### [Task input]
========================================

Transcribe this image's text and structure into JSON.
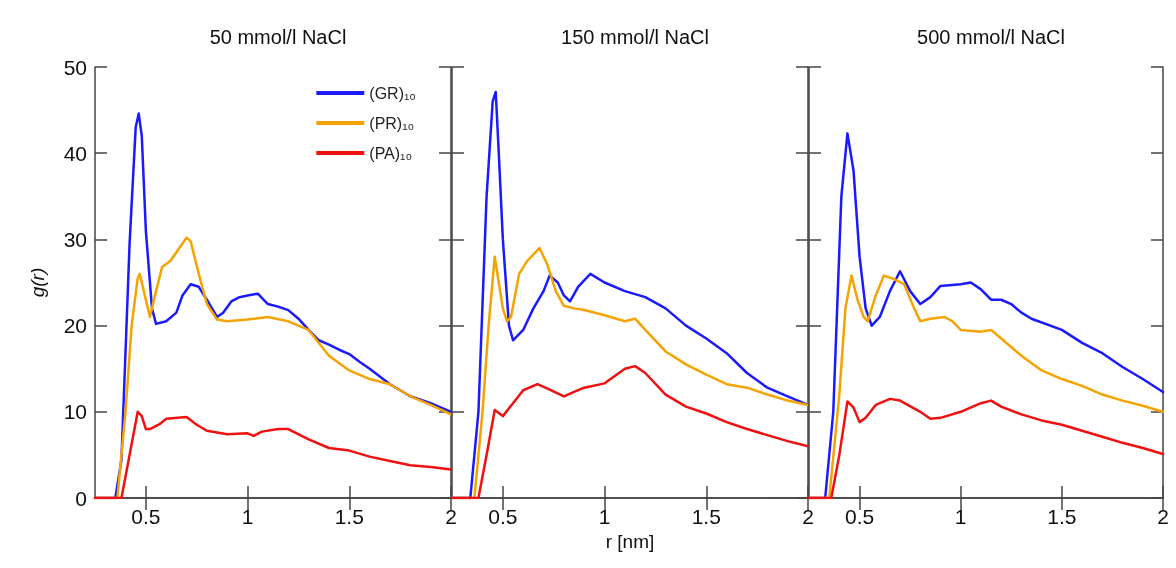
{
  "chart_data": [
    {
      "type": "line",
      "title": "50 mmol/l NaCl",
      "ylabel": "g(r)",
      "xlim": [
        0.25,
        2
      ],
      "xticks": [
        0.5,
        1,
        1.5,
        2
      ],
      "ylim": [
        0,
        50
      ],
      "yticks": [
        0,
        10,
        20,
        30,
        40,
        50
      ],
      "legend": "top right",
      "grid": false,
      "marker": "none",
      "series": [
        {
          "name": "(GR)₁₀",
          "color": "#1a1aff",
          "x": [
            0.25,
            0.35,
            0.38,
            0.42,
            0.45,
            0.465,
            0.48,
            0.5,
            0.53,
            0.55,
            0.6,
            0.65,
            0.68,
            0.72,
            0.76,
            0.8,
            0.85,
            0.88,
            0.92,
            0.96,
            1.0,
            1.05,
            1.1,
            1.15,
            1.2,
            1.25,
            1.3,
            1.35,
            1.4,
            1.45,
            1.5,
            1.55,
            1.6,
            1.7,
            1.8,
            1.9,
            2.0
          ],
          "values": [
            0,
            0,
            4.4,
            29.5,
            43,
            44.6,
            42,
            31,
            22,
            20.2,
            20.5,
            21.5,
            23.5,
            24.8,
            24.5,
            23,
            21,
            21.5,
            22.8,
            23.3,
            23.5,
            23.7,
            22.5,
            22.2,
            21.8,
            20.8,
            19.5,
            18.3,
            17.8,
            17.2,
            16.7,
            15.8,
            15,
            13.2,
            11.8,
            11,
            10
          ]
        },
        {
          "name": "(PR)₁₀",
          "color": "#f5a300",
          "x": [
            0.25,
            0.36,
            0.4,
            0.43,
            0.46,
            0.47,
            0.49,
            0.52,
            0.55,
            0.58,
            0.62,
            0.65,
            0.7,
            0.72,
            0.76,
            0.8,
            0.85,
            0.9,
            1.0,
            1.1,
            1.2,
            1.3,
            1.4,
            1.5,
            1.6,
            1.7,
            1.8,
            1.9,
            2.0
          ],
          "values": [
            0,
            0,
            10,
            20,
            25.5,
            26,
            24,
            21,
            24,
            26.8,
            27.5,
            28.5,
            30.2,
            29.8,
            26,
            22.5,
            20.7,
            20.5,
            20.7,
            21,
            20.5,
            19.5,
            16.5,
            14.8,
            13.8,
            13.2,
            11.8,
            10.8,
            9.7
          ]
        },
        {
          "name": "(PA)₁₀",
          "color": "#f01010",
          "x": [
            0.25,
            0.38,
            0.42,
            0.46,
            0.48,
            0.5,
            0.52,
            0.57,
            0.6,
            0.7,
            0.75,
            0.8,
            0.9,
            1.0,
            1.03,
            1.07,
            1.15,
            1.2,
            1.3,
            1.4,
            1.5,
            1.6,
            1.7,
            1.8,
            1.9,
            2.0
          ],
          "values": [
            0,
            0,
            5,
            10,
            9.5,
            8,
            8,
            8.6,
            9.2,
            9.4,
            8.5,
            7.8,
            7.4,
            7.5,
            7.2,
            7.7,
            8,
            8,
            6.8,
            5.8,
            5.5,
            4.8,
            4.3,
            3.8,
            3.6,
            3.3
          ]
        }
      ]
    },
    {
      "type": "line",
      "title": "150 mmol/l NaCl",
      "xlabel": "r [nm]",
      "xlim": [
        0.25,
        2
      ],
      "xticks": [
        0.5,
        1,
        1.5,
        2
      ],
      "ylim": [
        0,
        50
      ],
      "yticks": [
        0,
        10,
        20,
        30,
        40,
        50
      ],
      "tick_labels": "x",
      "grid": false,
      "marker": "none",
      "series": [
        {
          "color": "#1a1aff",
          "x": [
            0.25,
            0.34,
            0.38,
            0.42,
            0.45,
            0.465,
            0.48,
            0.5,
            0.53,
            0.55,
            0.6,
            0.65,
            0.7,
            0.73,
            0.77,
            0.8,
            0.83,
            0.87,
            0.93,
            1.0,
            1.1,
            1.2,
            1.3,
            1.4,
            1.5,
            1.6,
            1.7,
            1.8,
            1.9,
            2.0
          ],
          "values": [
            0,
            0,
            10,
            35,
            46,
            47.1,
            40,
            30,
            20,
            18.3,
            19.5,
            22,
            24,
            25.8,
            25,
            23.5,
            22.8,
            24.5,
            26,
            25,
            24,
            23.3,
            22,
            20,
            18.5,
            16.8,
            14.5,
            12.8,
            11.8,
            10.8
          ]
        },
        {
          "color": "#f5a300",
          "x": [
            0.25,
            0.36,
            0.4,
            0.43,
            0.46,
            0.48,
            0.5,
            0.52,
            0.54,
            0.58,
            0.62,
            0.68,
            0.72,
            0.76,
            0.8,
            0.85,
            0.9,
            1.0,
            1.1,
            1.15,
            1.2,
            1.3,
            1.4,
            1.5,
            1.6,
            1.7,
            1.8,
            1.9,
            2.0
          ],
          "values": [
            0,
            0,
            10,
            20,
            28,
            25,
            22,
            20.5,
            21,
            26,
            27.5,
            29,
            27,
            24,
            22.3,
            22,
            21.8,
            21.2,
            20.5,
            20.8,
            19.5,
            17,
            15.5,
            14.3,
            13.2,
            12.8,
            12,
            11.3,
            10.8
          ]
        },
        {
          "color": "#f01010",
          "x": [
            0.25,
            0.38,
            0.42,
            0.46,
            0.5,
            0.55,
            0.6,
            0.67,
            0.72,
            0.8,
            0.85,
            0.9,
            1.0,
            1.1,
            1.15,
            1.2,
            1.3,
            1.4,
            1.5,
            1.6,
            1.7,
            1.8,
            1.9,
            2.0
          ],
          "values": [
            0,
            0,
            5,
            10.2,
            9.5,
            11,
            12.5,
            13.2,
            12.7,
            11.8,
            12.3,
            12.8,
            13.3,
            15,
            15.3,
            14.5,
            12,
            10.6,
            9.8,
            8.8,
            8,
            7.3,
            6.6,
            6
          ]
        }
      ]
    },
    {
      "type": "line",
      "title": "500 mmol/l NaCl",
      "xlim": [
        0.25,
        2
      ],
      "xticks": [
        0.5,
        1,
        1.5,
        2
      ],
      "ylim": [
        0,
        50
      ],
      "yticks": [
        0,
        10,
        20,
        30,
        40,
        50
      ],
      "tick_labels": "x",
      "grid": false,
      "marker": "none",
      "series": [
        {
          "color": "#1a1aff",
          "x": [
            0.25,
            0.33,
            0.37,
            0.41,
            0.44,
            0.47,
            0.5,
            0.53,
            0.56,
            0.6,
            0.65,
            0.7,
            0.75,
            0.8,
            0.85,
            0.9,
            1.0,
            1.05,
            1.1,
            1.15,
            1.2,
            1.25,
            1.3,
            1.35,
            1.5,
            1.6,
            1.7,
            1.8,
            1.9,
            2.0
          ],
          "values": [
            0,
            0,
            10,
            35,
            42.3,
            38,
            28,
            22,
            20,
            21,
            24,
            26.3,
            24,
            22.5,
            23.3,
            24.6,
            24.8,
            25,
            24.2,
            23,
            23,
            22.5,
            21.5,
            20.8,
            19.5,
            18,
            16.8,
            15.2,
            13.8,
            12.3
          ]
        },
        {
          "color": "#f5a300",
          "x": [
            0.25,
            0.35,
            0.4,
            0.43,
            0.46,
            0.49,
            0.52,
            0.54,
            0.58,
            0.62,
            0.67,
            0.72,
            0.77,
            0.8,
            0.85,
            0.92,
            0.96,
            1.0,
            1.1,
            1.15,
            1.2,
            1.3,
            1.4,
            1.5,
            1.6,
            1.7,
            1.8,
            1.9,
            2.0
          ],
          "values": [
            0,
            0,
            12,
            22,
            25.8,
            23,
            21,
            20.5,
            23.5,
            25.8,
            25.4,
            24.8,
            22,
            20.5,
            20.8,
            21,
            20.5,
            19.5,
            19.3,
            19.5,
            18.5,
            16.5,
            14.8,
            13.8,
            13,
            12,
            11.3,
            10.7,
            10
          ]
        },
        {
          "color": "#f01010",
          "x": [
            0.25,
            0.36,
            0.4,
            0.44,
            0.47,
            0.5,
            0.53,
            0.58,
            0.65,
            0.7,
            0.8,
            0.85,
            0.9,
            1.0,
            1.1,
            1.15,
            1.2,
            1.3,
            1.4,
            1.5,
            1.6,
            1.7,
            1.8,
            1.9,
            2.0
          ],
          "values": [
            0,
            0,
            5,
            11.2,
            10.5,
            8.8,
            9.3,
            10.8,
            11.5,
            11.3,
            10,
            9.2,
            9.3,
            10,
            11,
            11.3,
            10.6,
            9.7,
            9,
            8.5,
            7.8,
            7.1,
            6.4,
            5.8,
            5.1
          ]
        }
      ]
    }
  ]
}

========================================

### [What this task involves]
Gather each line of the listing containing the word "NaCl" and show it.

### [Written solution]
      "title": "50 mmol/l NaCl",
      "title": "150 mmol/l NaCl",
      "title": "500 mmol/l NaCl",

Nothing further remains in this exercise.